**OBJECTIVE**
In the sentiment analysis passage, what does the acronym VADER stand for?

**PAGE**

• • • • • • •

Sentiment analysis is divided into specific subtasks:

sentiment context, sentiment level, sentiment subjectivity, sentiment polarity, and sentiment strength [9] [21]. A good example of sentiment analysis algorithm that we plan to use in our project is Valence Aware Dictionary and Sentiment Reasoner (VADER), which is a lexicon and rule-based sentiment analysis tool that is specifically adapted to sentiments expressed in social media and works well on texts from other domains. It is sensitive to strength of emotion and polarity [22].

It is interesting to note that sentiment analysis was examined on data from Twitter. Polarities of tweets were determined by two ways: a group of ten people and VADER sentiment analysis. In total, 527 tweets from ten different companies were examined. At the conclusion of this study, the obtained results were compared to see if there was a significant similarity among methodologies.

The results showed that there was no significant difference among human and VADER sentiment. The inherent nature of social media content poses serious challenges to practical applications of sentiment analysis [22].

• • • • • • •

**SUPPLIED INFORMATION**

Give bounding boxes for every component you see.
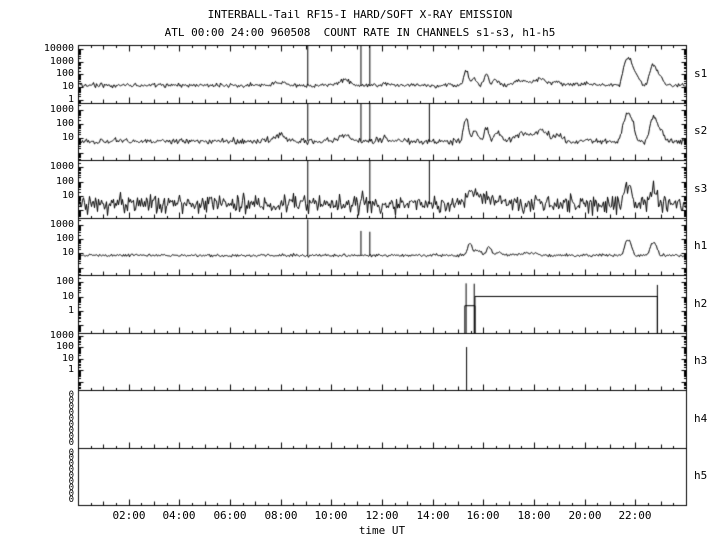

• • • • • • •

**RESULT OF THIS EXERCISE**
Valence Aware Dictionary and Sentiment Reasoner